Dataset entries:
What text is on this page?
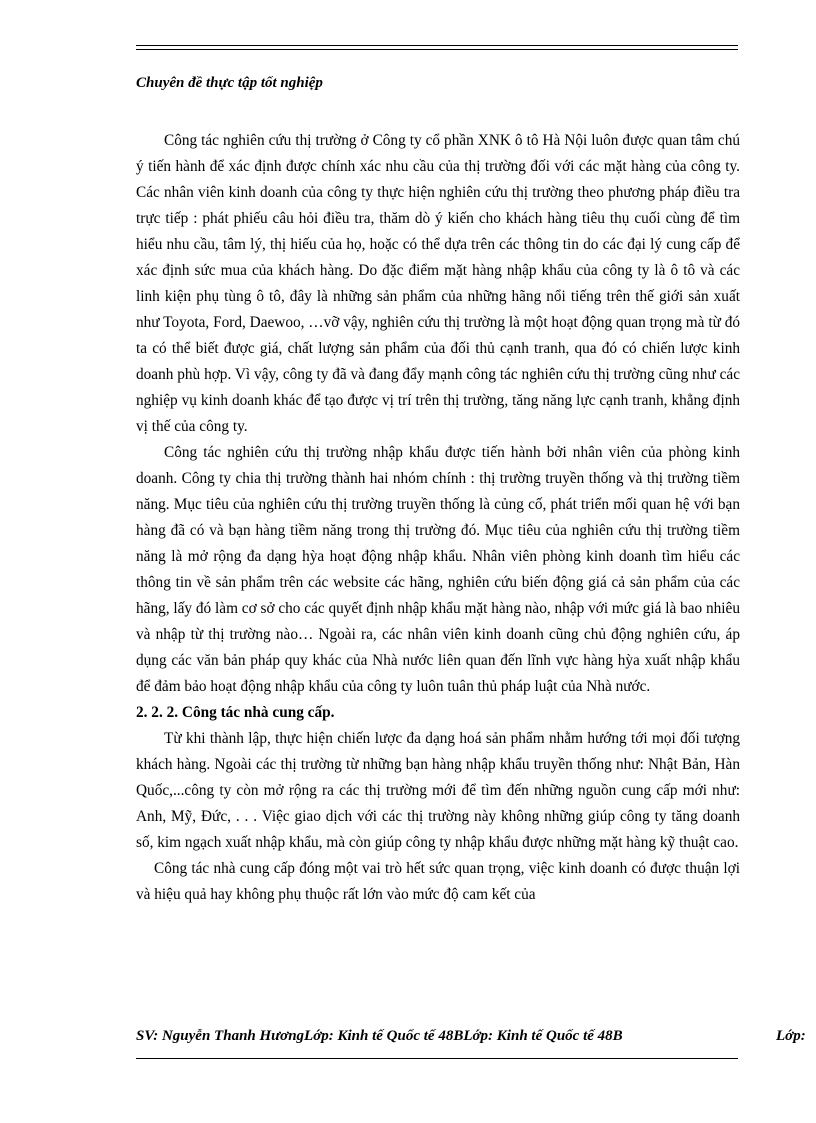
Chuyên đề thực tập tốt nghiệp

Công tác nghiên cứu thị trường ở Công ty cổ phần XNK ô tô Hà Nội luôn được quan tâm chú ý tiến hành để xác định được chính xác nhu cầu của thị trường đối với các mặt hàng của công ty. Các nhân viên kinh doanh của công ty thực hiện nghiên cứu thị trường theo phương pháp điều tra trực tiếp : phát phiếu câu hỏi điều tra, thăm dò ý kiến cho khách hàng tiêu thụ cuối cùng để tìm hiểu nhu cầu, tâm lý, thị hiếu của họ, hoặc có thể dựa trên các thông tin do các đại lý cung cấp để xác định sức mua của khách hàng. Do đặc điểm mặt hàng nhập khẩu của công ty là ô tô và các linh kiện phụ tùng ô tô, đây là những sản phẩm của những hãng nổi tiếng trên thế giới sản xuất như Toyota, Ford, Daewoo, …vỡ vậy, nghiên cứu thị trường là một hoạt động quan trọng mà từ đó ta có thể biết được giá, chất lượng sản phẩm của đối thủ cạnh tranh, qua đó có chiến lược kinh doanh phù hợp. Vì vậy, công ty đã và đang đẩy mạnh công tác nghiên cứu thị trường cũng như các nghiệp vụ kinh doanh khác để tạo được vị trí trên thị trường, tăng năng lực cạnh tranh, khẳng định vị thế của công ty.

Công tác nghiên cứu thị trường nhập khẩu được tiến hành bởi nhân viên của phòng kinh doanh. Công ty chia thị trường thành hai nhóm chính : thị trường truyền thống và thị trường tiềm năng. Mục tiêu của nghiên cứu thị trường truyền thống là củng cố, phát triển mối quan hệ với bạn hàng đã có và bạn hàng tiềm năng trong thị trường đó. Mục tiêu của nghiên cứu thị trường tiềm năng là mở rộng đa dạng hỳa hoạt động nhập khẩu. Nhân viên phòng kinh doanh tìm hiểu các thông tin về sản phẩm trên các website các hãng, nghiên cứu biến động giá cả sản phẩm của các hãng, lấy đó làm cơ sở cho các quyết định nhập khẩu mặt hàng nào, nhập với mức giá là bao nhiêu và nhập từ thị trường nào… Ngoài ra, các nhân viên kinh doanh cũng chủ động nghiên cứu, áp dụng các văn bản pháp quy khác của Nhà nước liên quan đến lĩnh vực hàng hỳa xuất nhập khẩu để đảm bảo hoạt động nhập khẩu của công ty luôn tuân thủ pháp luật của Nhà nước.

2. 2. 2. Công tác nhà cung cấp.

Từ khi thành lập, thực hiện chiến lược đa dạng hoá sản phẩm nhằm hướng tới mọi đối tượng khách hàng. Ngoài các thị trường từ những bạn hàng nhập khẩu truyền thống như: Nhật Bản, Hàn Quốc,...công ty còn mở rộng ra các thị trường mới để tìm đến những nguồn cung cấp mới như: Anh, Mỹ, Đức, . . . Việc giao dịch với các thị trường này không những giúp công ty tăng doanh số, kim ngạch xuất nhập khẩu, mà còn giúp công ty nhập khẩu được những mặt hàng kỹ thuật cao.

Công tác nhà cung cấp đóng một vai trò hết sức quan trọng, việc kinh doanh có được thuận lợi và hiệu quả hay không phụ thuộc rất lớn vào mức độ cam kết của

SV: Nguyễn Thanh HươngLớp: Kinh tế Quốc tế 48BLớp: Kinh tế Quốc tế 48B	Lớp:
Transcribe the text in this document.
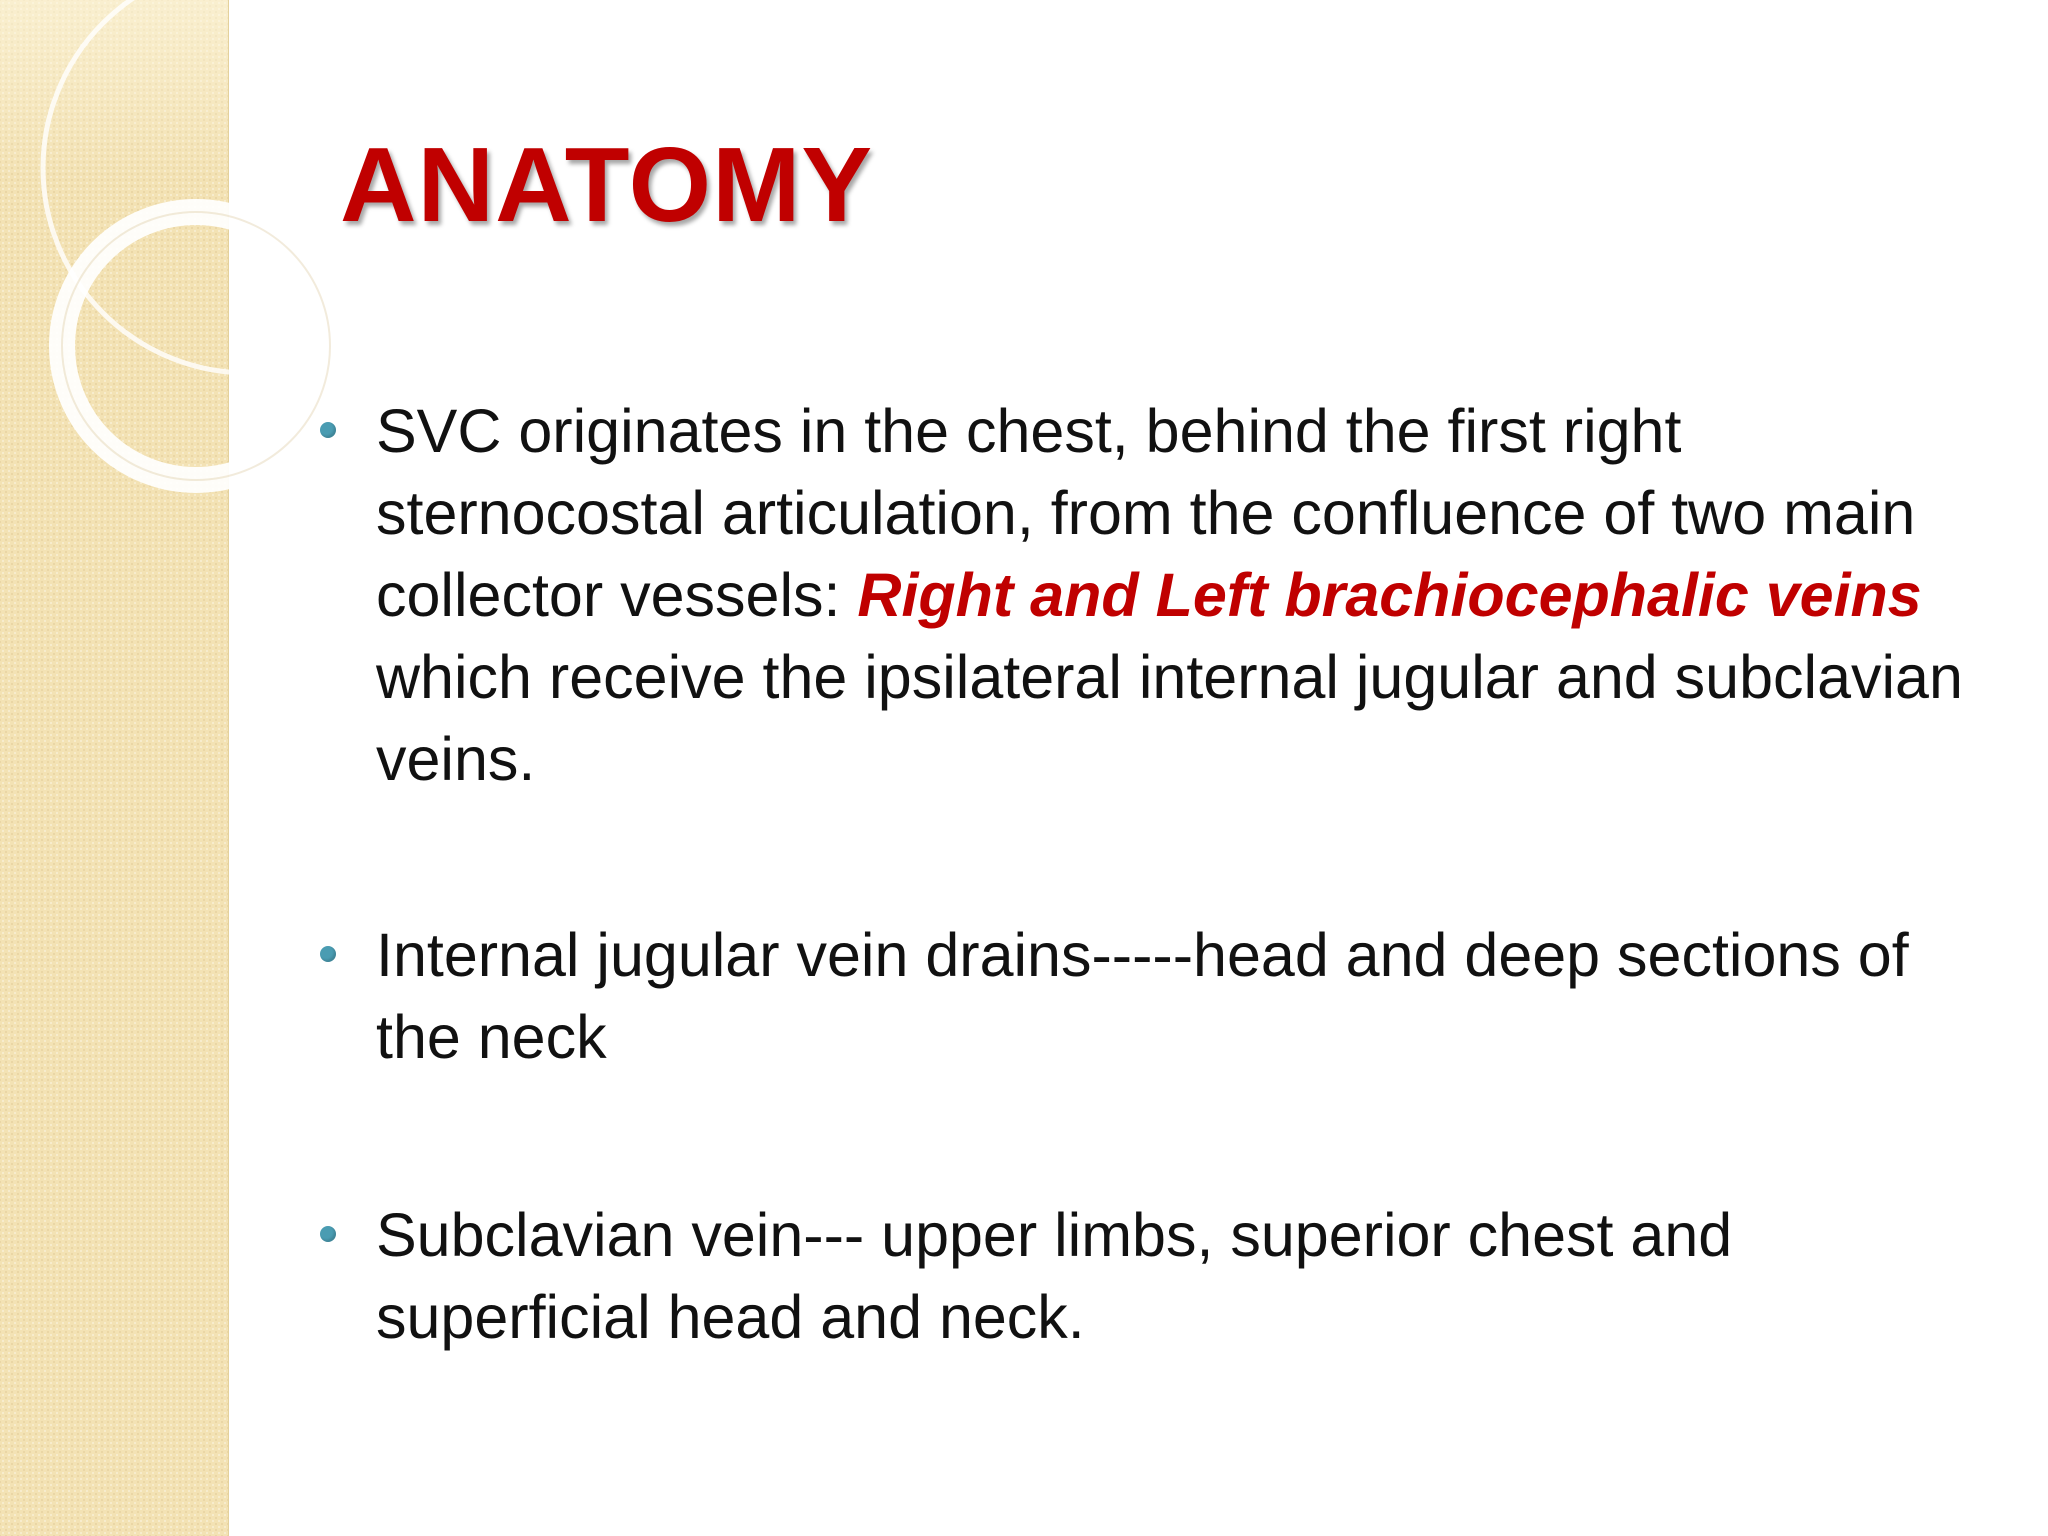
ANATOMY
SVC originates in the chest, behind the first right sternocostal articulation, from the confluence of two main collector vessels: Right and Left brachiocephalic veins which receive the ipsilateral internal jugular and subclavian veins.
Internal jugular vein drains-----head and deep sections of the neck
Subclavian vein--- upper limbs, superior chest and superficial head and neck.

PROBLEM TO SOLVE: Repeat the listing verbatim. Skip the pictures.

ANSWER:
What text is on this page?
Chuyên đề thực tập tốt nghiệp

Công tác nghiên cứu thị trường ở Công ty cổ phần XNK ô tô Hà Nội luôn được quan tâm chú ý tiến hành để xác định được chính xác nhu cầu của thị trường đối với các mặt hàng của công ty. Các nhân viên kinh doanh của công ty thực hiện nghiên cứu thị trường theo phương pháp điều tra trực tiếp : phát phiếu câu hỏi điều tra, thăm dò ý kiến cho khách hàng tiêu thụ cuối cùng để tìm hiểu nhu cầu, tâm lý, thị hiếu của họ, hoặc có thể dựa trên các thông tin do các đại lý cung cấp để xác định sức mua của khách hàng. Do đặc điểm mặt hàng nhập khẩu của công ty là ô tô và các linh kiện phụ tùng ô tô, đây là những sản phẩm của những hãng nổi tiếng trên thế giới sản xuất như Toyota, Ford, Daewoo, …vỡ vậy, nghiên cứu thị trường là một hoạt động quan trọng mà từ đó ta có thể biết được giá, chất lượng sản phẩm của đối thủ cạnh tranh, qua đó có chiến lược kinh doanh phù hợp. Vì vậy, công ty đã và đang đẩy mạnh công tác nghiên cứu thị trường cũng như các nghiệp vụ kinh doanh khác để tạo được vị trí trên thị trường, tăng năng lực cạnh tranh, khẳng định vị thế của công ty.

Công tác nghiên cứu thị trường nhập khẩu được tiến hành bởi nhân viên của phòng kinh doanh. Công ty chia thị trường thành hai nhóm chính : thị trường truyền thống và thị trường tiềm năng. Mục tiêu của nghiên cứu thị trường truyền thống là củng cố, phát triển mối quan hệ với bạn hàng đã có và bạn hàng tiềm năng trong thị trường đó. Mục tiêu của nghiên cứu thị trường tiềm năng là mở rộng đa dạng hỳa hoạt động nhập khẩu. Nhân viên phòng kinh doanh tìm hiểu các thông tin về sản phẩm trên các website các hãng, nghiên cứu biến động giá cả sản phẩm của các hãng, lấy đó làm cơ sở cho các quyết định nhập khẩu mặt hàng nào, nhập với mức giá là bao nhiêu và nhập từ thị trường nào… Ngoài ra, các nhân viên kinh doanh cũng chủ động nghiên cứu, áp dụng các văn bản pháp quy khác của Nhà nước liên quan đến lĩnh vực hàng hỳa xuất nhập khẩu để đảm bảo hoạt động nhập khẩu của công ty luôn tuân thủ pháp luật của Nhà nước.

2. 2. 2. Công tác nhà cung cấp.

Từ khi thành lập, thực hiện chiến lược đa dạng hoá sản phẩm nhằm hướng tới mọi đối tượng khách hàng. Ngoài các thị trường từ những bạn hàng nhập khẩu truyền thống như: Nhật Bản, Hàn Quốc,...công ty còn mở rộng ra các thị trường mới để tìm đến những nguồn cung cấp mới như: Anh, Mỹ, Đức, . . . Việc giao dịch với các thị trường này không những giúp công ty tăng doanh số, kim ngạch xuất nhập khẩu, mà còn giúp công ty nhập khẩu được những mặt hàng kỹ thuật cao.

Công tác nhà cung cấp đóng một vai trò hết sức quan trọng, việc kinh doanh có được thuận lợi và hiệu quả hay không phụ thuộc rất lớn vào mức độ cam kết của

SV: Nguyễn Thanh HươngLớp: Kinh tế Quốc tế 48BLớp: Kinh tế Quốc tế 48B	Lớp:
Transcribe the text in this document.
ANATOMY
SVC originates in the chest, behind the first right sternocostal articulation, from the confluence of two main collector vessels: Right and Left brachiocephalic veins which receive the ipsilateral internal jugular and subclavian veins.
Internal jugular vein drains-----head and deep sections of the neck
Subclavian vein--- upper limbs, superior chest and superficial head and neck.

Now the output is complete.